### AIM
Transcribe each line of the material as it is, and drop any picture.

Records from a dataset
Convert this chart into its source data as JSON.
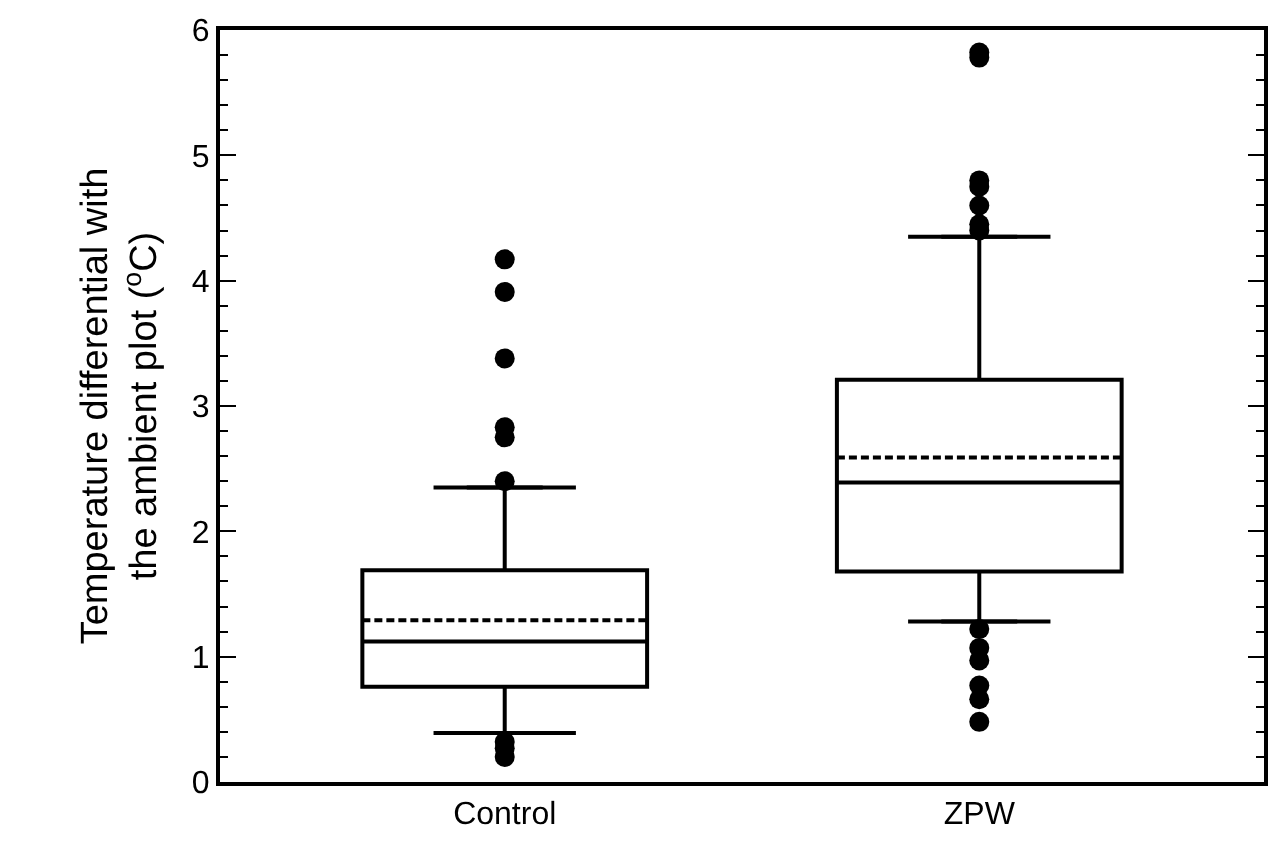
{
  "chart_data": {
    "type": "box",
    "ylabel": "Temperature differential with the ambient plot ($^{o}$C)",
    "categories": [
      "Control",
      "ZPW"
    ],
    "boxes": [
      {
        "low": 0.39,
        "q1": 0.76,
        "median": 1.12,
        "q3": 1.69,
        "high": 2.35,
        "mean": 1.29,
        "outliers": [
          0.2,
          0.27,
          0.32,
          2.4,
          2.75,
          2.83,
          3.38,
          3.91,
          4.17
        ]
      },
      {
        "low": 1.28,
        "q1": 1.68,
        "median": 2.39,
        "q3": 3.21,
        "high": 4.35,
        "mean": 2.59,
        "outliers": [
          0.48,
          0.66,
          0.77,
          0.97,
          1.07,
          1.22,
          4.4,
          4.45,
          4.6,
          4.75,
          4.8,
          5.78,
          5.82
        ]
      }
    ],
    "color": "#000000",
    "ylim": [
      0,
      6
    ],
    "yticks": [
      0,
      1,
      2,
      3,
      4,
      5,
      6
    ],
    "marker": "circle"
  }
}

### EXERCISE OUTPUT
Convert this chart into its source data as JSON.
{
  "chart_data": {
    "type": "box",
    "ylabel": "Temperature differential with the ambient plot ($^{o}$C)",
    "categories": [
      "Control",
      "ZPW"
    ],
    "boxes": [
      {
        "low": 0.39,
        "q1": 0.76,
        "median": 1.12,
        "q3": 1.69,
        "high": 2.35,
        "mean": 1.29,
        "outliers": [
          0.2,
          0.27,
          0.32,
          2.4,
          2.75,
          2.83,
          3.38,
          3.91,
          4.17
        ]
      },
      {
        "low": 1.28,
        "q1": 1.68,
        "median": 2.39,
        "q3": 3.21,
        "high": 4.35,
        "mean": 2.59,
        "outliers": [
          0.48,
          0.66,
          0.77,
          0.97,
          1.07,
          1.22,
          4.4,
          4.45,
          4.6,
          4.75,
          4.8,
          5.78,
          5.82
        ]
      }
    ],
    "color": "#000000",
    "ylim": [
      0,
      6
    ],
    "yticks": [
      0,
      1,
      2,
      3,
      4,
      5,
      6
    ],
    "marker": "circle"
  }
}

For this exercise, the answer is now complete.